━━ Information supplied

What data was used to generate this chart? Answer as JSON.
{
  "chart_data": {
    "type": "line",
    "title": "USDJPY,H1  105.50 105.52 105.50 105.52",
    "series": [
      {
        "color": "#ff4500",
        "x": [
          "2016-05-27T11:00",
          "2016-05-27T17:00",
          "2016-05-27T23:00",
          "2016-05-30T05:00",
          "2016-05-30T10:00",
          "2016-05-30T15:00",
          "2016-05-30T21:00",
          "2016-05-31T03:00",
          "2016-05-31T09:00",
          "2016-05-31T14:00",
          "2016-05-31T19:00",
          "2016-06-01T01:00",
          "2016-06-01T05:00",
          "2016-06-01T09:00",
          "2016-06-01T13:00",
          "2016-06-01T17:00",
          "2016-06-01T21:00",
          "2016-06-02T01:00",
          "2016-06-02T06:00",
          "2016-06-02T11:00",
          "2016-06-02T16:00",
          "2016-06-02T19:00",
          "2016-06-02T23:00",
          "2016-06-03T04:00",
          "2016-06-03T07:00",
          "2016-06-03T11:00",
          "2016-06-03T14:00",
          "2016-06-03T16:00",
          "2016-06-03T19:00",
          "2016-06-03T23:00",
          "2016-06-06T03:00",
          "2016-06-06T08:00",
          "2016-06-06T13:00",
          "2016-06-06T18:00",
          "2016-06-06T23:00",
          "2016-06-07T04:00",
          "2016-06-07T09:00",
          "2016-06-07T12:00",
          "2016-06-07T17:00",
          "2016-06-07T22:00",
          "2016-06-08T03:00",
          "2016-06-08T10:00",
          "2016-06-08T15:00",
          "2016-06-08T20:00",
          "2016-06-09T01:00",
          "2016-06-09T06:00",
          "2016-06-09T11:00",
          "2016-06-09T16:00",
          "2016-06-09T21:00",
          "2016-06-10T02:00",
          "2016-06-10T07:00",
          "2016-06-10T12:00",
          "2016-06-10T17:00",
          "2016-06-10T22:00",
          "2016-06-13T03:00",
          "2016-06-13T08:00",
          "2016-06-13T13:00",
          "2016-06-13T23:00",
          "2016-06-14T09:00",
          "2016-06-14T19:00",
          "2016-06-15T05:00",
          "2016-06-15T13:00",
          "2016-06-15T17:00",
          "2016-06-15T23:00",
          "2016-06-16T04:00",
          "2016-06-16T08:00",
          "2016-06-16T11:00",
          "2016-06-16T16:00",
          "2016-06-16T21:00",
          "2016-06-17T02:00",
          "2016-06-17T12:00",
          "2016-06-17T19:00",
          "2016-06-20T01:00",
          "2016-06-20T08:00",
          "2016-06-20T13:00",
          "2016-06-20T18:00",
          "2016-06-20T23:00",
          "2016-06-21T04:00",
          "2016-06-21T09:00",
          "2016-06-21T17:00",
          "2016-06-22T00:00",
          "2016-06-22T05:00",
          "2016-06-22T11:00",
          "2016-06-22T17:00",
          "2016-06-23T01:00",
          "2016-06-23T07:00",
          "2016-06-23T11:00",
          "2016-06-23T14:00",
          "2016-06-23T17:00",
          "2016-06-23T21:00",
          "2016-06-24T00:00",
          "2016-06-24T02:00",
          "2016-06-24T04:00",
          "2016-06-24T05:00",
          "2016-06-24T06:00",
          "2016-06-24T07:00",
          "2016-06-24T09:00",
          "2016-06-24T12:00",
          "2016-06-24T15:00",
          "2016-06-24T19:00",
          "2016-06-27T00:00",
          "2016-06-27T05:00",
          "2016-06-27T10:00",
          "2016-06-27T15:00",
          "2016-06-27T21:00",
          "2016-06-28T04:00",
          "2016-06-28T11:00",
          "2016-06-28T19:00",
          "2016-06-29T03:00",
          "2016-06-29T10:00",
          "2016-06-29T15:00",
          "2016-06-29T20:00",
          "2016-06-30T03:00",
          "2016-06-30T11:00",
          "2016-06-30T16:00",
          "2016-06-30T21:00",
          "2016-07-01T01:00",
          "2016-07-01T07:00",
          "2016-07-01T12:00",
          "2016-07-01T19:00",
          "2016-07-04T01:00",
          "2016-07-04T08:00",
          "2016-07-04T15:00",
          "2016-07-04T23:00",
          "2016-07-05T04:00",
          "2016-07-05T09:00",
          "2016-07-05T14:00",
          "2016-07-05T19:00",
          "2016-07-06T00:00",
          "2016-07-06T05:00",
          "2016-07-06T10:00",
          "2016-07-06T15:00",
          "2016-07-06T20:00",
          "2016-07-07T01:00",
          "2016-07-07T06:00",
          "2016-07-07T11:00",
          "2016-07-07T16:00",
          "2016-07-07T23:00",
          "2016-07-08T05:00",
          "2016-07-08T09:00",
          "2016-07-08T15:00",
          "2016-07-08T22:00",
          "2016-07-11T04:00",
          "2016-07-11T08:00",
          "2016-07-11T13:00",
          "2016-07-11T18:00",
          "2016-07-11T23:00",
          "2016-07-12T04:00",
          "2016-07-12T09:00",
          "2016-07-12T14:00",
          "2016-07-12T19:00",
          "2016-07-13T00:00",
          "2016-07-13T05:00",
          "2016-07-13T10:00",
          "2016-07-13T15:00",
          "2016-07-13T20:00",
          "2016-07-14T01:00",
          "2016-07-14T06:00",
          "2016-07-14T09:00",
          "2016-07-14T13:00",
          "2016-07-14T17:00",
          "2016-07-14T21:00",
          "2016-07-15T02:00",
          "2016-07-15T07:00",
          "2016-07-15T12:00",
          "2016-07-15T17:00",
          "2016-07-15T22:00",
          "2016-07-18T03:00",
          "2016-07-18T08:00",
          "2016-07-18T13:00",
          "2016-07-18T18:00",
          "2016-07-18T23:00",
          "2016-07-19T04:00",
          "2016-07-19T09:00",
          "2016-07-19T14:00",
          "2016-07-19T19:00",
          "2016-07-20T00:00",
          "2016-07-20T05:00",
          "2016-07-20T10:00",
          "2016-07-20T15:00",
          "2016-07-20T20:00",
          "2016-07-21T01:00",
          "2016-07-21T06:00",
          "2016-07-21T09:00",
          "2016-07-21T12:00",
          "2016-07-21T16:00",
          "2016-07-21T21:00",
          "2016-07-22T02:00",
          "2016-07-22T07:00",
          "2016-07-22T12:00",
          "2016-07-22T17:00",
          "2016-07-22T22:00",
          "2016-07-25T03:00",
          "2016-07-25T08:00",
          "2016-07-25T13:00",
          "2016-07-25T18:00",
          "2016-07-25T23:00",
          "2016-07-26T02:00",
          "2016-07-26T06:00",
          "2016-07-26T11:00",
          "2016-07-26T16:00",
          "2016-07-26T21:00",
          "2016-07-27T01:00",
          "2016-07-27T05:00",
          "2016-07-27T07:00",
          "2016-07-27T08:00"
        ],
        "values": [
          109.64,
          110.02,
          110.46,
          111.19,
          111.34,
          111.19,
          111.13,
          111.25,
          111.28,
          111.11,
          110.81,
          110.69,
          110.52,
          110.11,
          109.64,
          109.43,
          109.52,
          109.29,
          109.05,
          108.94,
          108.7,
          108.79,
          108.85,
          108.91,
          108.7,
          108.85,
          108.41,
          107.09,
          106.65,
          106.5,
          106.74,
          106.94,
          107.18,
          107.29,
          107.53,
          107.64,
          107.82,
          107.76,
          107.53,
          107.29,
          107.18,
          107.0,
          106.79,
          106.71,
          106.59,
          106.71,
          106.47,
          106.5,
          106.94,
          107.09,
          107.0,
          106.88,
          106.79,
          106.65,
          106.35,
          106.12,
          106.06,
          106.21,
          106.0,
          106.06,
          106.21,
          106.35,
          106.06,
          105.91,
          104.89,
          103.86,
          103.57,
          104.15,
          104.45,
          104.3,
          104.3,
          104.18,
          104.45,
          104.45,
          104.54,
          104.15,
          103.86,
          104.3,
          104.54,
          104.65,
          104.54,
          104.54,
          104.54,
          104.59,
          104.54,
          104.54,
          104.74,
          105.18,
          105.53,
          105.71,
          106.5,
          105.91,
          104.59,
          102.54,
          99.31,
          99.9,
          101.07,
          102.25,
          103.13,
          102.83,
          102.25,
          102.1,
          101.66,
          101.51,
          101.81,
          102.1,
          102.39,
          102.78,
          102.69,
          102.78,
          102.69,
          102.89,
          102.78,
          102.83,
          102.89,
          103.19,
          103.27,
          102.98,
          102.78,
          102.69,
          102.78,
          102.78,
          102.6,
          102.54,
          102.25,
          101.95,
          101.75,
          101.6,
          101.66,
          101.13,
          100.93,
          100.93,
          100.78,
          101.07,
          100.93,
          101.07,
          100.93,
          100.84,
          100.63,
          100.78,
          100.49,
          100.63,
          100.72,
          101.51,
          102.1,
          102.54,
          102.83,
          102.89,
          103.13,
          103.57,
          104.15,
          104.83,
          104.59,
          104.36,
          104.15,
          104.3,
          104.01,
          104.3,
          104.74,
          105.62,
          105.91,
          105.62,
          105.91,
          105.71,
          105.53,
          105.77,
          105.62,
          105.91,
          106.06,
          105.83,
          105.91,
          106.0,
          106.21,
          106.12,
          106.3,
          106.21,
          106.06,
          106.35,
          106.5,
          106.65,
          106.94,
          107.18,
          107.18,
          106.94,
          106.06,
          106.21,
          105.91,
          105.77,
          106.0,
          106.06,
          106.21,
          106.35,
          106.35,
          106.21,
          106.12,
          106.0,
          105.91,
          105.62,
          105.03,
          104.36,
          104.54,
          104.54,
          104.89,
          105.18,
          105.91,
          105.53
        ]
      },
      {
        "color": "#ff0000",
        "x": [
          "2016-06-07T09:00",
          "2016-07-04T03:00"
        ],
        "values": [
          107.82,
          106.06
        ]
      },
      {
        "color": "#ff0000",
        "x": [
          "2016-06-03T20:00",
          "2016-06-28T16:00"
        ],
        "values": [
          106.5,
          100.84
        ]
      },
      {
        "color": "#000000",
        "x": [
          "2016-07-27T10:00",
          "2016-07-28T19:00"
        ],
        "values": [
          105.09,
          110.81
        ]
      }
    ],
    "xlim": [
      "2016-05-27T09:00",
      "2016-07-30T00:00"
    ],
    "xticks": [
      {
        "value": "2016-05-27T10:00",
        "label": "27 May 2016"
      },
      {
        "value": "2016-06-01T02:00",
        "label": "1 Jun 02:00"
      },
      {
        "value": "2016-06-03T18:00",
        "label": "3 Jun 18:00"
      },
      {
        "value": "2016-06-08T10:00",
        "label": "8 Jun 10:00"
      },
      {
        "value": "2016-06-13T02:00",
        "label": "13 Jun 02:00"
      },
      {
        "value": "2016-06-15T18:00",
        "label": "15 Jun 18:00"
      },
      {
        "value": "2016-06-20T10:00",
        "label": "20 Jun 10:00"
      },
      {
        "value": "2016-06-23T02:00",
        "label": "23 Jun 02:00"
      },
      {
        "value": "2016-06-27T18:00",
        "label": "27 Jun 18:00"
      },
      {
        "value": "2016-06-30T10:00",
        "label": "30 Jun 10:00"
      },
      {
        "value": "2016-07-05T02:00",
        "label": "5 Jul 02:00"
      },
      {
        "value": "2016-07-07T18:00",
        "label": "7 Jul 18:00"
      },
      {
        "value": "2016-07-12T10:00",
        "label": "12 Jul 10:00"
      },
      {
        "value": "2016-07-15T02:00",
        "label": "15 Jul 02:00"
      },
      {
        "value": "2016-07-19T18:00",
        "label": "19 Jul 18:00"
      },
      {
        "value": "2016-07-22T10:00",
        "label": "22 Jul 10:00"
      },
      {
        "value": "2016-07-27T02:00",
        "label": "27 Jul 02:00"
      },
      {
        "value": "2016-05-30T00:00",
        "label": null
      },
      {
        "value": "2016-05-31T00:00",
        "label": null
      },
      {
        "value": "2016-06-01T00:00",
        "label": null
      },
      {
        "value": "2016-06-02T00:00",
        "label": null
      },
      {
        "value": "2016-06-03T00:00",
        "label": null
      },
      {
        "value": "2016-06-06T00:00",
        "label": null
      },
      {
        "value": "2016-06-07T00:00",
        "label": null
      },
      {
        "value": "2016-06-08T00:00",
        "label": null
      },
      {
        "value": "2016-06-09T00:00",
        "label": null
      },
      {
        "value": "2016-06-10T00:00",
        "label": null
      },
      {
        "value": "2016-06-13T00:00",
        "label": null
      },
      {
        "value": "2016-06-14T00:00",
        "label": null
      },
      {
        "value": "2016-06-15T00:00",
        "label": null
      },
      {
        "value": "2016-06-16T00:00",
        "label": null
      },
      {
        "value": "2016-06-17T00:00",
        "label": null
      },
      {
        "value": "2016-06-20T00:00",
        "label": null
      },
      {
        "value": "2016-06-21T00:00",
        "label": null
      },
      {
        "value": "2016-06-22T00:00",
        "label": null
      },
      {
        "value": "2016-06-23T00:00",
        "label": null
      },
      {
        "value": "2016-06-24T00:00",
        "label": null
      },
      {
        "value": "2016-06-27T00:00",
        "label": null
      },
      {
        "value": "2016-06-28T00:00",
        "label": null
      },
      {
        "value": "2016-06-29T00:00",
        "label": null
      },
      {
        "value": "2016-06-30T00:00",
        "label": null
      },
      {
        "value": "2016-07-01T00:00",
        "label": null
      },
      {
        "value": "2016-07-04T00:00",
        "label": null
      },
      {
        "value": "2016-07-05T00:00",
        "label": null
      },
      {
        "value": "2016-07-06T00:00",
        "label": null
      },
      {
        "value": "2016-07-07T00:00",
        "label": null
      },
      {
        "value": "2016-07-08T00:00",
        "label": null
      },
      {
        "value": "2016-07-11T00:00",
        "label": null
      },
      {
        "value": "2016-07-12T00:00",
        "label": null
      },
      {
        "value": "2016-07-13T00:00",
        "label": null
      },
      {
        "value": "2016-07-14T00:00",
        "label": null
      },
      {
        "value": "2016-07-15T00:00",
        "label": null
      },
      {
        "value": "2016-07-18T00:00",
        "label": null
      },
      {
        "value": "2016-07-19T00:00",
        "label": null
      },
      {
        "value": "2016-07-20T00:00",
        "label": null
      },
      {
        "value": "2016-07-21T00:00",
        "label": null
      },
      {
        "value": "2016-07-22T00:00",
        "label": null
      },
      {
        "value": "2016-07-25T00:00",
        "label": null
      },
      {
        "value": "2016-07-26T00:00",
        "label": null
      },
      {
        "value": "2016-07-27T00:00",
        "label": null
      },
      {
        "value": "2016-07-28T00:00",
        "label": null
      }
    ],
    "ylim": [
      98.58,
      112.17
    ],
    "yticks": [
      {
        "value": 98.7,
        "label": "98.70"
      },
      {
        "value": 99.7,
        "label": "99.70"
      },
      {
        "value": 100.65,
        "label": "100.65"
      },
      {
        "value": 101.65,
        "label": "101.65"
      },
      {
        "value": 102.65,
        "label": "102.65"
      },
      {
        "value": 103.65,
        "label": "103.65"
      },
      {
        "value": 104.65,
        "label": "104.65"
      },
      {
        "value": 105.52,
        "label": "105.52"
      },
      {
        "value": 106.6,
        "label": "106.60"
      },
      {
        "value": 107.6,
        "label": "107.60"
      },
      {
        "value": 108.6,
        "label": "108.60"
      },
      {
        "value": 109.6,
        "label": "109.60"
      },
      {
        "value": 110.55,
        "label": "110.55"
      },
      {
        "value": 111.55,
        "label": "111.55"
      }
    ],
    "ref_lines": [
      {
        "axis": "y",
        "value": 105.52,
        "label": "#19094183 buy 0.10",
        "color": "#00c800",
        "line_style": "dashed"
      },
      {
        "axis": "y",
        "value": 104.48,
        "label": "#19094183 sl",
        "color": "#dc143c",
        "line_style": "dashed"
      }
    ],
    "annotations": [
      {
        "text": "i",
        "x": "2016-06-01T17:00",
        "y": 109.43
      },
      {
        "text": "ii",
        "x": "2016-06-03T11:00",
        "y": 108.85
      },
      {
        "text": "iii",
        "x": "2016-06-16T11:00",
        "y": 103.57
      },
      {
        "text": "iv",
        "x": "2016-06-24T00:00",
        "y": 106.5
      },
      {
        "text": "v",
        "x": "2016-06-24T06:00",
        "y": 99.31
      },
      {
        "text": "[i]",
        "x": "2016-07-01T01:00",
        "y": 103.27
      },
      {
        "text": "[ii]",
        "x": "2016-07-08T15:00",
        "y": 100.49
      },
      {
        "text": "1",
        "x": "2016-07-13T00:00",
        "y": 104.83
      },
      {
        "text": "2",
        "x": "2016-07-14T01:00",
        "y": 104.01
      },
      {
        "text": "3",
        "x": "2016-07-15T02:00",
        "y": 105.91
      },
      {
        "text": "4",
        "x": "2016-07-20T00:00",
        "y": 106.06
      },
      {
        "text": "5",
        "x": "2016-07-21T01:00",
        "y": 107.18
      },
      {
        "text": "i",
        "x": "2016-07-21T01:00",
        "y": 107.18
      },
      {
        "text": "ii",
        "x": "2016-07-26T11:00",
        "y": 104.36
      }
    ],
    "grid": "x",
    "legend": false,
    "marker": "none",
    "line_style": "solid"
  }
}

━━━━

» Directions
Within the entries above, report how many lines include "color", and keep the answer to the number.

» Complete answer
6